» **The exercise**
In the entries below, count every line containing "frequency". Reply with the number alone.

(Dataset entries on figures)
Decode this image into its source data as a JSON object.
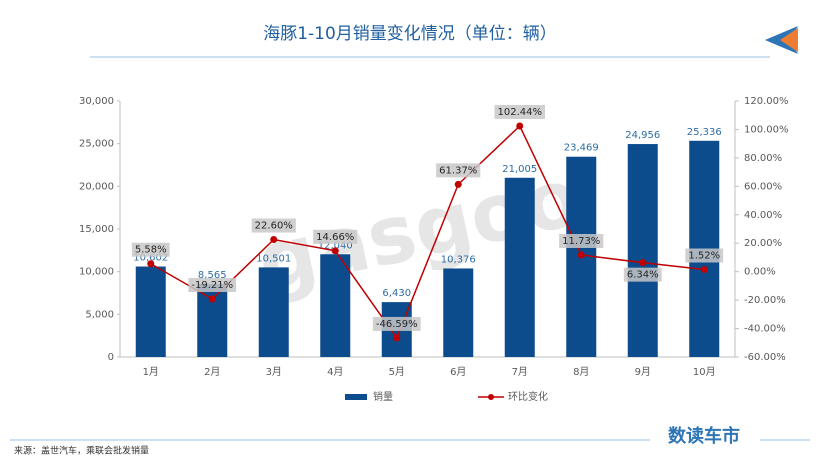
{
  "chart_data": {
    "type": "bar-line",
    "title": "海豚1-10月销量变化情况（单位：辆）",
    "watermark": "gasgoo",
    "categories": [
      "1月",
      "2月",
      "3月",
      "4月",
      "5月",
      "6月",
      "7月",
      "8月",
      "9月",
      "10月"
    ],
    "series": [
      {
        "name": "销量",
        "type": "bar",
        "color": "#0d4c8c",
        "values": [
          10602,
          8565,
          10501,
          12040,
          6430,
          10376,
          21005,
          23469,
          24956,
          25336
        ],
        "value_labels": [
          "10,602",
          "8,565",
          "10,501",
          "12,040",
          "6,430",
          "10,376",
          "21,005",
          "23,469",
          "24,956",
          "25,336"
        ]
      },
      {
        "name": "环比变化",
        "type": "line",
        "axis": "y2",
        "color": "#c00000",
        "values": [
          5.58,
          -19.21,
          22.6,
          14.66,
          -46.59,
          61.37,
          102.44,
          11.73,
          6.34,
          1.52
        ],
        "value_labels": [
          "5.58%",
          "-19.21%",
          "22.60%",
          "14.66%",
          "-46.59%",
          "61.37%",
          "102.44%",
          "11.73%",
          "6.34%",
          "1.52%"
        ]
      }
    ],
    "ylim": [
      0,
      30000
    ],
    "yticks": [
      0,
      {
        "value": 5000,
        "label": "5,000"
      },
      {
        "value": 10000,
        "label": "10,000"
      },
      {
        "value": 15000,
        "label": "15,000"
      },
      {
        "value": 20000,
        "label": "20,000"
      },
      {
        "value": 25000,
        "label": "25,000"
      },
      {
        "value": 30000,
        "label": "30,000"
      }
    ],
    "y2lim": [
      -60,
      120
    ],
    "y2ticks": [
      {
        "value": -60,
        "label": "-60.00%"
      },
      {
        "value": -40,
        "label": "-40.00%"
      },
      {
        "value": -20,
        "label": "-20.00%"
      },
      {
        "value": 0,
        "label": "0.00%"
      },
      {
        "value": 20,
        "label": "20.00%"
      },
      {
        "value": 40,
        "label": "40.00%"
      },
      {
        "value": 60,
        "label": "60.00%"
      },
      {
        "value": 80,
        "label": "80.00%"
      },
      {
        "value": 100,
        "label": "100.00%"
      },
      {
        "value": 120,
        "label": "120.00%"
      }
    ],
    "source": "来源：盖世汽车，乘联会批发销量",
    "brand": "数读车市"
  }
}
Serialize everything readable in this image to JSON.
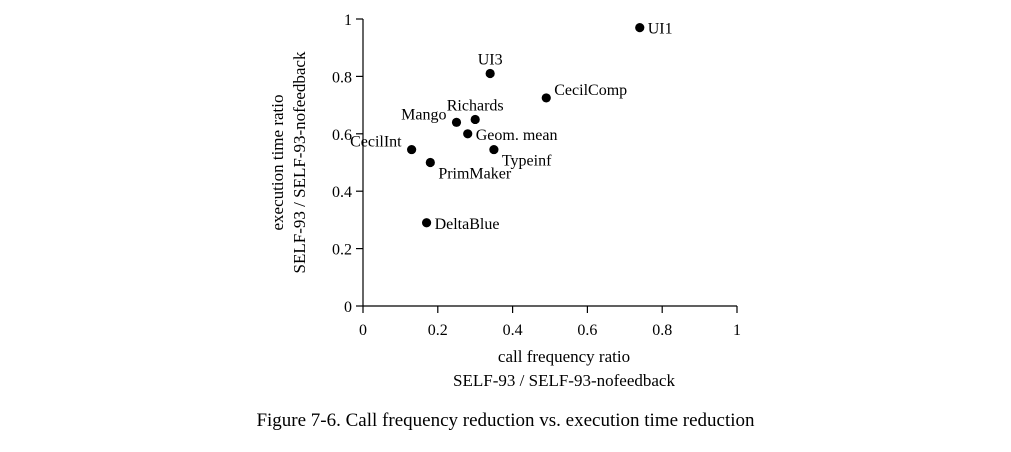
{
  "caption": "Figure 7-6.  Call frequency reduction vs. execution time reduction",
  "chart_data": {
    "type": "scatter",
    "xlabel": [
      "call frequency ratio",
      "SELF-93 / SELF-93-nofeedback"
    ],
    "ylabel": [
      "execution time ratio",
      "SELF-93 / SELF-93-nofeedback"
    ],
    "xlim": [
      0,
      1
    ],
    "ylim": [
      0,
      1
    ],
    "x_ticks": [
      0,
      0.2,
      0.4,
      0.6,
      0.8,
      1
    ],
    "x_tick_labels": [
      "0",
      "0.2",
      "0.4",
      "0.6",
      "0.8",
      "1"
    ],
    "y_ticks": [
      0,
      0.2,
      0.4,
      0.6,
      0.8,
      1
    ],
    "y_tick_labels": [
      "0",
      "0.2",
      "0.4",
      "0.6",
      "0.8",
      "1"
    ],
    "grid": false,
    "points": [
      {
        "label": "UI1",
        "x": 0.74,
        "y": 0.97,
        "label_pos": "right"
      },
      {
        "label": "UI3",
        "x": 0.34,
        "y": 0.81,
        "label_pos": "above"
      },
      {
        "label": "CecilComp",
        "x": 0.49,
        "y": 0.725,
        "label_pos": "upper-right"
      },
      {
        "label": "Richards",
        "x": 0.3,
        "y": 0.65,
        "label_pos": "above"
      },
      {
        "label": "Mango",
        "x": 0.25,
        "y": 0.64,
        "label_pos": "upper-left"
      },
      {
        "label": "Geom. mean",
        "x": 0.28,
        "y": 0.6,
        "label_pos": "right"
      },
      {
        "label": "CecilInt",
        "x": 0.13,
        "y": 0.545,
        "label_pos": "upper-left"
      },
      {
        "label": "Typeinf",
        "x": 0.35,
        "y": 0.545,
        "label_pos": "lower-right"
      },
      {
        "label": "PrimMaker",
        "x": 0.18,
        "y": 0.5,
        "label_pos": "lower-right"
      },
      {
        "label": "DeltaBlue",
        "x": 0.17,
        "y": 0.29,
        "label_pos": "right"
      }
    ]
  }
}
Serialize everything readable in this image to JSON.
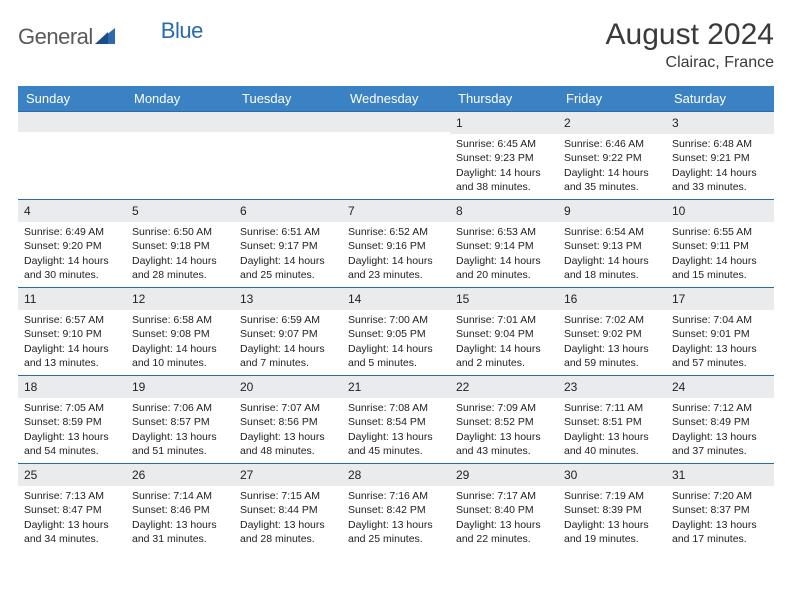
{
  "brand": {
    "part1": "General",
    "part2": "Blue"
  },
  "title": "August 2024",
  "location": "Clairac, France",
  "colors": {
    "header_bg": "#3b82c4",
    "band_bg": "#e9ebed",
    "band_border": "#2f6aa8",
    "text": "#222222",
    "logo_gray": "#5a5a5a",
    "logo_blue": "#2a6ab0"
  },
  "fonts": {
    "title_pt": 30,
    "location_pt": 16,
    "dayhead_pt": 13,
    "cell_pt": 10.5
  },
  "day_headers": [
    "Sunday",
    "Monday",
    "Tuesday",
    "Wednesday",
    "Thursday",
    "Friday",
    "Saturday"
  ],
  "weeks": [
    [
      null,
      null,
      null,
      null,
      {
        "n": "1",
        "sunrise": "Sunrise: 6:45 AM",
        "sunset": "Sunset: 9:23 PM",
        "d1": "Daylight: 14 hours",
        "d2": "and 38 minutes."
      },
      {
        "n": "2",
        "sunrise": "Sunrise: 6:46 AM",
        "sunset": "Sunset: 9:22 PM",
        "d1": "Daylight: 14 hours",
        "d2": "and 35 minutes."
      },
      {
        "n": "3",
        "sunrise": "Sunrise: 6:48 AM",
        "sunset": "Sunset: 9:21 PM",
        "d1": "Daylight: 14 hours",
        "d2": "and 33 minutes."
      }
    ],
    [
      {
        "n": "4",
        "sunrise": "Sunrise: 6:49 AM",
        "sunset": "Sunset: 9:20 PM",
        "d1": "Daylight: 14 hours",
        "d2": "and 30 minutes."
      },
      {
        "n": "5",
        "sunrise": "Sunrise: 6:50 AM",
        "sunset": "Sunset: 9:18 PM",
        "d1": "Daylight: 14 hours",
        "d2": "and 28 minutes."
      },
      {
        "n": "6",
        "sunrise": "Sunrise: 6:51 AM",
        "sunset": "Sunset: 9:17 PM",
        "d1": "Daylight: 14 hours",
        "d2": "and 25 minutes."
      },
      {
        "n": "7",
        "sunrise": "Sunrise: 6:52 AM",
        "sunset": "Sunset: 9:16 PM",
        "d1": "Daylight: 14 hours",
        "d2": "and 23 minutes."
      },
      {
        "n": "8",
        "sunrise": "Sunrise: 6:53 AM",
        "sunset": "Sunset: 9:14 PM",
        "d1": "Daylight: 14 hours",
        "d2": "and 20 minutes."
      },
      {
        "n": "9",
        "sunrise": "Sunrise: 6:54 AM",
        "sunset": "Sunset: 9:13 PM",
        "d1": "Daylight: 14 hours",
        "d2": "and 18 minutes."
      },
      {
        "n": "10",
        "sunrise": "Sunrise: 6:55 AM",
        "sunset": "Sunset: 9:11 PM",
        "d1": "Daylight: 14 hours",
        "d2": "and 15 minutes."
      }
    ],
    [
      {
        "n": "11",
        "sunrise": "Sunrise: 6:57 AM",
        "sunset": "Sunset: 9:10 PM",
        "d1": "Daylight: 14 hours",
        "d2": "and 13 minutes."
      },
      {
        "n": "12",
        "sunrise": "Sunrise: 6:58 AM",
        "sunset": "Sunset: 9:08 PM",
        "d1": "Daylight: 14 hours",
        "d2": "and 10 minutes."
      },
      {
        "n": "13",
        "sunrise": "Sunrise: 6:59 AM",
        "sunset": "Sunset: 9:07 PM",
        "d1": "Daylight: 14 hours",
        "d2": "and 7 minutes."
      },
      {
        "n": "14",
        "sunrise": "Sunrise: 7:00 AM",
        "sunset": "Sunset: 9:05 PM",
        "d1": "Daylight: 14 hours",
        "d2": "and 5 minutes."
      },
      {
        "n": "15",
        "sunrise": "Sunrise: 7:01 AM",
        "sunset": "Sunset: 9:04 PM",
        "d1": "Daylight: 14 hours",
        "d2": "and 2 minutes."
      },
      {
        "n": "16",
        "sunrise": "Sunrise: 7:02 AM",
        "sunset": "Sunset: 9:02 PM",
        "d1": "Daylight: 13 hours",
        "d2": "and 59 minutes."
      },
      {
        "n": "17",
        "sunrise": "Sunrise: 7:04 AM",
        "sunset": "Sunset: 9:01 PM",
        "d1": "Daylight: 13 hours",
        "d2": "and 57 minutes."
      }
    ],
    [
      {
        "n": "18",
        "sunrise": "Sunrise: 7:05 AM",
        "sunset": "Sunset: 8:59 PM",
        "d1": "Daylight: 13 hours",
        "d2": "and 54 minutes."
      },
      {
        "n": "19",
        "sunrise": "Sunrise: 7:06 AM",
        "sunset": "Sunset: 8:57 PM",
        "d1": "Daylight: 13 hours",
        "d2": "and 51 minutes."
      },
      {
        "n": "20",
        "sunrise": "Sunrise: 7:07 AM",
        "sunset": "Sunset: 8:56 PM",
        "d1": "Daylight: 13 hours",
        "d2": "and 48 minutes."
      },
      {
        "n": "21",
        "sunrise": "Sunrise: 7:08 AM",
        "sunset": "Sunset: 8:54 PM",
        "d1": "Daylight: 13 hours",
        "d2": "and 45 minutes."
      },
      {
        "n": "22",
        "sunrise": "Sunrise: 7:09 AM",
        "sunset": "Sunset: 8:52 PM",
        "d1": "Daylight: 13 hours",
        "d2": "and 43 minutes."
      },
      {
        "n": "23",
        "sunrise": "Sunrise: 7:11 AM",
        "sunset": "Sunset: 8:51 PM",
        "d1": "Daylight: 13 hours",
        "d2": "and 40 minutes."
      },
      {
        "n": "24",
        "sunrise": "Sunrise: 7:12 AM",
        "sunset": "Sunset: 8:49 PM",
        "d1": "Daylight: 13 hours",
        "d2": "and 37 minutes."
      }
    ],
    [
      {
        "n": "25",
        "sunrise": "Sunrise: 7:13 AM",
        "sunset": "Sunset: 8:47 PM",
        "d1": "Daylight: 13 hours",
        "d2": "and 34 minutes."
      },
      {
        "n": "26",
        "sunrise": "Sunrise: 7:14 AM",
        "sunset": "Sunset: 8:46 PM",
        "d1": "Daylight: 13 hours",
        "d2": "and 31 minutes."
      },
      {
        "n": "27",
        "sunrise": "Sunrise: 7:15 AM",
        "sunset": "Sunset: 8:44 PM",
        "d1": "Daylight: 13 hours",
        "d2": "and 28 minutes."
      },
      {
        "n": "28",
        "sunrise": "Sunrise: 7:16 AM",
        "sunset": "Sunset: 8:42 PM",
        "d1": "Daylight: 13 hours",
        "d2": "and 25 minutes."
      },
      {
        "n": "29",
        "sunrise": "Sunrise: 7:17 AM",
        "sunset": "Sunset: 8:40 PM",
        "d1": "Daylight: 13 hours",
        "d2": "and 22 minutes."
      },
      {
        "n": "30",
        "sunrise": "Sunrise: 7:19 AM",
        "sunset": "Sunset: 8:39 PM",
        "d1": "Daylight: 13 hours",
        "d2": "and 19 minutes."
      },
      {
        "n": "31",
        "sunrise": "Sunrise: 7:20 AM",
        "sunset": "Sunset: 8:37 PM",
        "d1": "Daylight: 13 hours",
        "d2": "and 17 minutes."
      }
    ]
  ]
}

» **Result**
2